Reproduce the records below in full and exactly, without their images.

%%

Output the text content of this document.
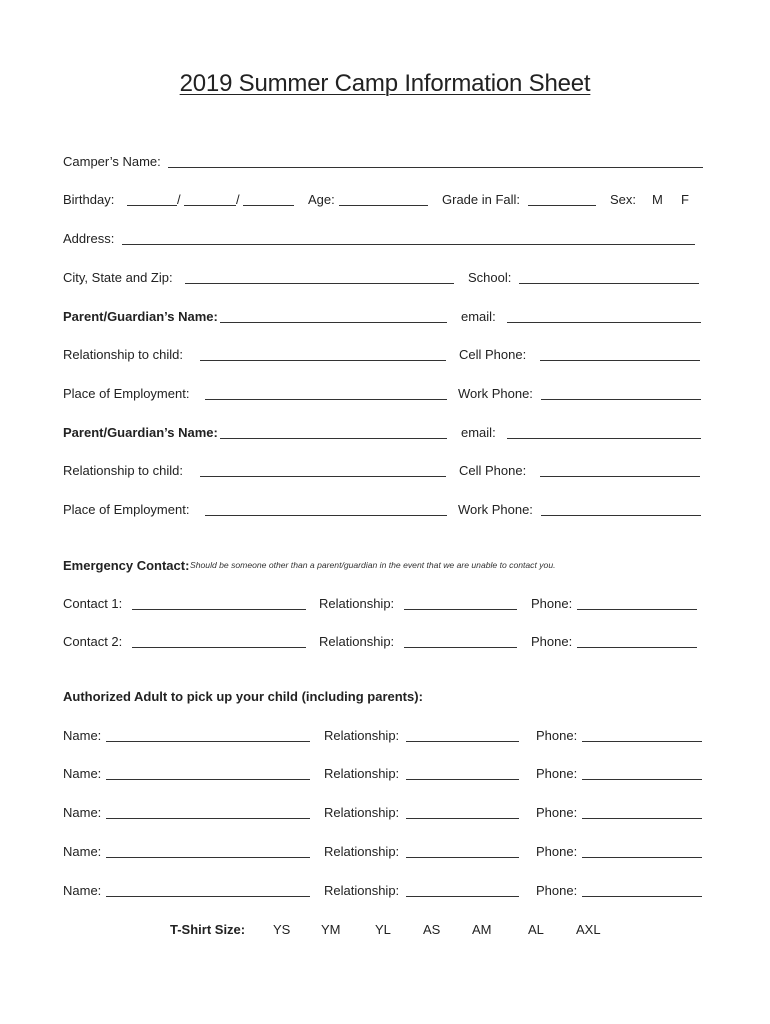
2019 Summer Camp Information Sheet
Camper’s Name:
Birthday:	/	/	Age:	Grade in Fall:	Sex: M F
Address:
City, State and Zip:	School:
Parent/Guardian’s Name:	email:
Relationship to child:	Cell Phone:
Place of Employment:	Work Phone:
Parent/Guardian’s Name:	email:
Relationship to child:	Cell Phone:
Place of Employment:	Work Phone:
Emergency Contact: Should be someone other than a parent/guardian in the event that we are unable to contact you.
Contact 1:	Relationship:	Phone:
Contact 2:	Relationship:	Phone:
Authorized Adult to pick up your child (including parents):
Name:	Relationship:	Phone:
Name:	Relationship:	Phone:
Name:	Relationship:	Phone:
Name:	Relationship:	Phone:
Name:	Relationship:	Phone:
T-Shirt Size: YS YM	YL AS AM	AL AXL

%%

→ Correct output:
Output the text content of this document.
2019 Summer Camp Information Sheet
Camper’s Name:
Birthday:	/	/	Age:	Grade in Fall:	Sex: M F
Address:
City, State and Zip:	School:
Parent/Guardian’s Name:	email:
Relationship to child:	Cell Phone:
Place of Employment:	Work Phone:
Parent/Guardian’s Name:	email:
Relationship to child:	Cell Phone:
Place of Employment:	Work Phone:
Emergency Contact: Should be someone other than a parent/guardian in the event that we are unable to contact you.
Contact 1:	Relationship:	Phone:
Contact 2:	Relationship:	Phone:
Authorized Adult to pick up your child (including parents):
Name:	Relationship:	Phone:
Name:	Relationship:	Phone:
Name:	Relationship:	Phone:
Name:	Relationship:	Phone:
Name:	Relationship:	Phone:
T-Shirt Size: YS YM	YL AS AM	AL AXL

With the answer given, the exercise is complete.